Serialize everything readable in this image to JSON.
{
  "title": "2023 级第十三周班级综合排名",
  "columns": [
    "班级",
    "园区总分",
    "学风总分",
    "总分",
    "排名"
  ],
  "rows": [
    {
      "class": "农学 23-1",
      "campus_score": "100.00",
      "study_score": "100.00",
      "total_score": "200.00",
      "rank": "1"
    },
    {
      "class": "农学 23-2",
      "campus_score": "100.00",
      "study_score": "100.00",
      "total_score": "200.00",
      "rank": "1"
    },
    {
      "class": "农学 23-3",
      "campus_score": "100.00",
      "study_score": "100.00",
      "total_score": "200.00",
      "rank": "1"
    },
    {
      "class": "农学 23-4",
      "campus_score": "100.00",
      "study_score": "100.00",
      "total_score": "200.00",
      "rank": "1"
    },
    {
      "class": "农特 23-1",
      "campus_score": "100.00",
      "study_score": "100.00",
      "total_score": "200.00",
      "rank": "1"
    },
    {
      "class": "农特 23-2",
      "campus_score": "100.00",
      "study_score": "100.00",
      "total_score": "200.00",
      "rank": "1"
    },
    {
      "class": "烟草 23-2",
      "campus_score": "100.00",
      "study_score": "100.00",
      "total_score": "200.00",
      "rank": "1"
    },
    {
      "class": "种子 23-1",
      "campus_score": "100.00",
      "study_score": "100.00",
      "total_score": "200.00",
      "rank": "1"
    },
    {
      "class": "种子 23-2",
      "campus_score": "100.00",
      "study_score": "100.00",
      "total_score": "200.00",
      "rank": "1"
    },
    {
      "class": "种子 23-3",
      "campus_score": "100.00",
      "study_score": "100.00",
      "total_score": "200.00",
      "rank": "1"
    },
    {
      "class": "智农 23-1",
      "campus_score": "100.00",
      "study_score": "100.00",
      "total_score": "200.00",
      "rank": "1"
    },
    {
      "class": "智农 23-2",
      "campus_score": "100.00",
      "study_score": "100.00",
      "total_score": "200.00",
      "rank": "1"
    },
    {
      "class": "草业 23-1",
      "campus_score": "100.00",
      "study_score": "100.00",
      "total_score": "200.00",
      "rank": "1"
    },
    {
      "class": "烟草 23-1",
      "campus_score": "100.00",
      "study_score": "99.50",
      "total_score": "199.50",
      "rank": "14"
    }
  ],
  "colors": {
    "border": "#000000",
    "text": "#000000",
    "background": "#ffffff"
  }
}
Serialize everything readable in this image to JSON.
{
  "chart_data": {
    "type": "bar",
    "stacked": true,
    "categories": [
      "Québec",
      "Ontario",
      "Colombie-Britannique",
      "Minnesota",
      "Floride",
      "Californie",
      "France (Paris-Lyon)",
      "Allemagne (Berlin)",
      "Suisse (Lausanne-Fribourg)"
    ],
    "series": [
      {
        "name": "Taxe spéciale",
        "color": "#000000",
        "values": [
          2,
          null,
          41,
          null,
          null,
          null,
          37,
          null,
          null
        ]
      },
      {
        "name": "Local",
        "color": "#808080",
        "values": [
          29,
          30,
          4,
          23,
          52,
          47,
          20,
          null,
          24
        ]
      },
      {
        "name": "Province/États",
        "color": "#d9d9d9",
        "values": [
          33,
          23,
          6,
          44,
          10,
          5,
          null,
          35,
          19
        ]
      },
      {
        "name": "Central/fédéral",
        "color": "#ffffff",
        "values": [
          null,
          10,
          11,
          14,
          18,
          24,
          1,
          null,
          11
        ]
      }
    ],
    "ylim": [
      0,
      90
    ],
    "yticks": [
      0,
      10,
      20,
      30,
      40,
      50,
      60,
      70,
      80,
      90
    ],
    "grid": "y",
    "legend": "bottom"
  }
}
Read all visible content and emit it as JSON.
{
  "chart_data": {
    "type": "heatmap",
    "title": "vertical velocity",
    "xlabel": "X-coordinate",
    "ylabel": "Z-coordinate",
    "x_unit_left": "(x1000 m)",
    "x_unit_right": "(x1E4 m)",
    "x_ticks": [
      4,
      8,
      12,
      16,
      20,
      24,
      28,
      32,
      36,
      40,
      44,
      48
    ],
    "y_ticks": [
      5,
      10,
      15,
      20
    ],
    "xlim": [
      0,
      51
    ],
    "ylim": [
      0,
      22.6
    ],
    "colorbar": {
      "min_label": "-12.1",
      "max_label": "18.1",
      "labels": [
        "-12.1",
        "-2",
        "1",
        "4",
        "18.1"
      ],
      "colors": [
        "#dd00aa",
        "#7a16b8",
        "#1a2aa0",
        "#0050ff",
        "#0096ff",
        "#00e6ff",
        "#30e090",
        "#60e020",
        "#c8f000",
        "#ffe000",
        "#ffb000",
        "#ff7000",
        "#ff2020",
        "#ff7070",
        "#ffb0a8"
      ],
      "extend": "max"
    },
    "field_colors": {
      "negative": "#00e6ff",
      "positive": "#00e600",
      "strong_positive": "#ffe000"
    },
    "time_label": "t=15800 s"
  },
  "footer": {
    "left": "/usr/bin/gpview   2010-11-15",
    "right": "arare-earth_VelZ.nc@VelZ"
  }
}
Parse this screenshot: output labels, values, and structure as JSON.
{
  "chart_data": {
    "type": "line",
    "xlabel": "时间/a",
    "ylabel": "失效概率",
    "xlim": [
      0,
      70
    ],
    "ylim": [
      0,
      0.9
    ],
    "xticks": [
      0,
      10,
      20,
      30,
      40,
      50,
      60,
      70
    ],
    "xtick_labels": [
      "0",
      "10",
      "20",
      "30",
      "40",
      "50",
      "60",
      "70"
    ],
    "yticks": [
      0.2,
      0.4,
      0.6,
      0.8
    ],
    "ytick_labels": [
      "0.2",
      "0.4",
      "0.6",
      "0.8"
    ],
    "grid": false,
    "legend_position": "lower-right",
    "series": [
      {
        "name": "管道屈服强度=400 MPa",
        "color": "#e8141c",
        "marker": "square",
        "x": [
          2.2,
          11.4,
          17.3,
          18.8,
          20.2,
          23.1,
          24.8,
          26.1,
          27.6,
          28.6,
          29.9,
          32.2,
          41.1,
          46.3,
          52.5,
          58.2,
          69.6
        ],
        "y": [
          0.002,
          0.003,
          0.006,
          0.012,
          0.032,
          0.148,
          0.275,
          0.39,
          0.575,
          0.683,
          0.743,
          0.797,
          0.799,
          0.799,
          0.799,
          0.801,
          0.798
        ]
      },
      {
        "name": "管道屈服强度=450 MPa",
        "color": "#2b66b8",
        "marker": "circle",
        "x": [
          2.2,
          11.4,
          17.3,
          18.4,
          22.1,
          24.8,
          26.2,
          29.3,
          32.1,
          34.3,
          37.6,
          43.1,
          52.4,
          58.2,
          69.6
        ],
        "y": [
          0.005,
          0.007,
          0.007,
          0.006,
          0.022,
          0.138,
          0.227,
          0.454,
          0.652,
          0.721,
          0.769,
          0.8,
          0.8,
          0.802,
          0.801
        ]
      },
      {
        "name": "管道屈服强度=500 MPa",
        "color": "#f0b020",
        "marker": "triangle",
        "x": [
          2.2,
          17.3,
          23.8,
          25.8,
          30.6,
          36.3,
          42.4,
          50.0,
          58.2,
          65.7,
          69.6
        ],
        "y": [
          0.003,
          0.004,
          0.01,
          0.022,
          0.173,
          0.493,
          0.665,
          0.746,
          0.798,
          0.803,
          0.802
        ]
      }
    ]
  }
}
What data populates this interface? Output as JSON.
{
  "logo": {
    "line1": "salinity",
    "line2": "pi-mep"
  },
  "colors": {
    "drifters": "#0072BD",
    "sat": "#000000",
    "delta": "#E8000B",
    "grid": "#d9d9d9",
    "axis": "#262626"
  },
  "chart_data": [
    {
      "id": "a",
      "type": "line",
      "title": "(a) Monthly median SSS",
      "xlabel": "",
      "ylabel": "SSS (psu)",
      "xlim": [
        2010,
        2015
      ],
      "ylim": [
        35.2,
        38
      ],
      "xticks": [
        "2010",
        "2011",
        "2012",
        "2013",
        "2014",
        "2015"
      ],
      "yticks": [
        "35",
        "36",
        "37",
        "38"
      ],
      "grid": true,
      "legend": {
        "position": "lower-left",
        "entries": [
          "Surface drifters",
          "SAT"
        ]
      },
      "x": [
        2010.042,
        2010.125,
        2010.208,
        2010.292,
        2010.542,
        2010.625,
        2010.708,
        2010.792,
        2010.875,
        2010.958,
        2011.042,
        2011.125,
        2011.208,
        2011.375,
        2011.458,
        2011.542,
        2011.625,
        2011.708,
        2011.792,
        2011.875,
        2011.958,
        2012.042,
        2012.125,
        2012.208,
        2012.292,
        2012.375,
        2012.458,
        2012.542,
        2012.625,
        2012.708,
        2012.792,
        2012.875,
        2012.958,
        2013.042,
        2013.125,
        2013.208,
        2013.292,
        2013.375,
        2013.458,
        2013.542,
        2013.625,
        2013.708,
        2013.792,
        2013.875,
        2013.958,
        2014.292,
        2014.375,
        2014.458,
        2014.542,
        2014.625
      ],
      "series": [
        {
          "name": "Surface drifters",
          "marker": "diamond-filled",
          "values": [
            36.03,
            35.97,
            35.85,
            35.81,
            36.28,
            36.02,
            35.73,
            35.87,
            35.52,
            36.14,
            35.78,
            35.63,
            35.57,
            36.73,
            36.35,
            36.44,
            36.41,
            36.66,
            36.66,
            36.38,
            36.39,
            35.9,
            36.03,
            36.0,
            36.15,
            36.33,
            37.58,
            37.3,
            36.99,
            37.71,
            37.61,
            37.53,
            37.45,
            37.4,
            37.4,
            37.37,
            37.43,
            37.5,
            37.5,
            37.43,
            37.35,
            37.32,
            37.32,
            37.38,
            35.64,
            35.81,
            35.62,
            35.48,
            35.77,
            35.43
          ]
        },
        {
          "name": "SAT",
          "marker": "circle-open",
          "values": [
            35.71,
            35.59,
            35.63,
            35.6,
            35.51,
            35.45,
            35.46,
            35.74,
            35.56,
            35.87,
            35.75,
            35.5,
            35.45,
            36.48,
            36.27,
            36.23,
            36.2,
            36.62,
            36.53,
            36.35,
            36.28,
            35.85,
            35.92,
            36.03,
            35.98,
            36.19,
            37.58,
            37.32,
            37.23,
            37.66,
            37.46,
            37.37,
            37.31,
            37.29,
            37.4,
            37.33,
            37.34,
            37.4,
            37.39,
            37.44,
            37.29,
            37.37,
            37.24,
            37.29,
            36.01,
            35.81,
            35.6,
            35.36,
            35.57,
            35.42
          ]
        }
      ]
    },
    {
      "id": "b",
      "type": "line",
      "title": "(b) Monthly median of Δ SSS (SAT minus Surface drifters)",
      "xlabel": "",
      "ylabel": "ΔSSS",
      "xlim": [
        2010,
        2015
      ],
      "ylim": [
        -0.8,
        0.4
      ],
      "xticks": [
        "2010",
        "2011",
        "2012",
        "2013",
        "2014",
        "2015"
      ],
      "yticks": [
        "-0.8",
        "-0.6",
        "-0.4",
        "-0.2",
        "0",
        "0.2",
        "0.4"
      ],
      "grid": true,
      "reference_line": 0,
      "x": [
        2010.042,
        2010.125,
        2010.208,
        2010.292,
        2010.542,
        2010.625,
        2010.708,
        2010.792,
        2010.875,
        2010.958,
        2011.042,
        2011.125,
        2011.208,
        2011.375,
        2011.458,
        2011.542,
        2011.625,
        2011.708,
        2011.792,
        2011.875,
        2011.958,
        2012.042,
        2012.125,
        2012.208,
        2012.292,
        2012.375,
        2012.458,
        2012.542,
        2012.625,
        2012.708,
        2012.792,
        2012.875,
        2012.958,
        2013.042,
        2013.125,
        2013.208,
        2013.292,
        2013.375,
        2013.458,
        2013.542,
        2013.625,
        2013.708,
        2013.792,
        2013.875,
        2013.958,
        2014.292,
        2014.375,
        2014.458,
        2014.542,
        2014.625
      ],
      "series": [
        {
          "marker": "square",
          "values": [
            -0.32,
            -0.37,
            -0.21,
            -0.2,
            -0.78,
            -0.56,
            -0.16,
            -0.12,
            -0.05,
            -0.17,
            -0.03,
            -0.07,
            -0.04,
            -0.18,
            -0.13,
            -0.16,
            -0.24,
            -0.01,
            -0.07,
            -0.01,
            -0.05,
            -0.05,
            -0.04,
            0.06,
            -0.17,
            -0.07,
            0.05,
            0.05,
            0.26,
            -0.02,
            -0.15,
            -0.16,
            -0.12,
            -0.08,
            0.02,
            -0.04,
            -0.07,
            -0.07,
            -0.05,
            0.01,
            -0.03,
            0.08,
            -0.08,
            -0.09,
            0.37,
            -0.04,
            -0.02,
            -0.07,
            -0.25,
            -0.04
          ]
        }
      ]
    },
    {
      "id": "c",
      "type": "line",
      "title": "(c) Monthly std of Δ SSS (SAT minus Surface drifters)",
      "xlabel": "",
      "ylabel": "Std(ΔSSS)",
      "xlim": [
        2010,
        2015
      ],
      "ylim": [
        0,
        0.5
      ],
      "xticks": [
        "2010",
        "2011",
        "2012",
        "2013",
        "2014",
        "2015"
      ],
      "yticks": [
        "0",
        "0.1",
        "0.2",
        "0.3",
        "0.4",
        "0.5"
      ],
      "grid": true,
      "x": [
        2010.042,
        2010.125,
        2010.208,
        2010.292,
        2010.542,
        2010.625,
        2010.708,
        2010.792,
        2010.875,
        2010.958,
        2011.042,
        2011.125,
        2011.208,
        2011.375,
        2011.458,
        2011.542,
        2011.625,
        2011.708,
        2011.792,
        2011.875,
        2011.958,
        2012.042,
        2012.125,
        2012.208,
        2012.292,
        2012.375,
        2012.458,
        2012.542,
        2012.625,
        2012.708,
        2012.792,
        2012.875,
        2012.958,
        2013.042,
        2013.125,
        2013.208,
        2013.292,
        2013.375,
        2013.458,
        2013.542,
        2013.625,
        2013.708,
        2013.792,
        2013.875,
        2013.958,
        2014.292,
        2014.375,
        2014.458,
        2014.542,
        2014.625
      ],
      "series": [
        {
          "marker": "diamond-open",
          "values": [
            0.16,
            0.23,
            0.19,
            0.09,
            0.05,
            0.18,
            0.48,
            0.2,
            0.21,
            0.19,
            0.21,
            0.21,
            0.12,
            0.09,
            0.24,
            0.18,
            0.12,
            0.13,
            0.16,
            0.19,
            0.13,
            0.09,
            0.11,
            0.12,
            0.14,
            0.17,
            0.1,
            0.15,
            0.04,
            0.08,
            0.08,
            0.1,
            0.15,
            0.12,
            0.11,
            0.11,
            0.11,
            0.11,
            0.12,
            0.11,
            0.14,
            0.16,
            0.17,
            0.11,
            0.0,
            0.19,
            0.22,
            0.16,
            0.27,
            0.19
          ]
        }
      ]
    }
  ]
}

— Challenge —
Tell how many lines above contain the word "drifters". Give the number alone.

— Written answer —
5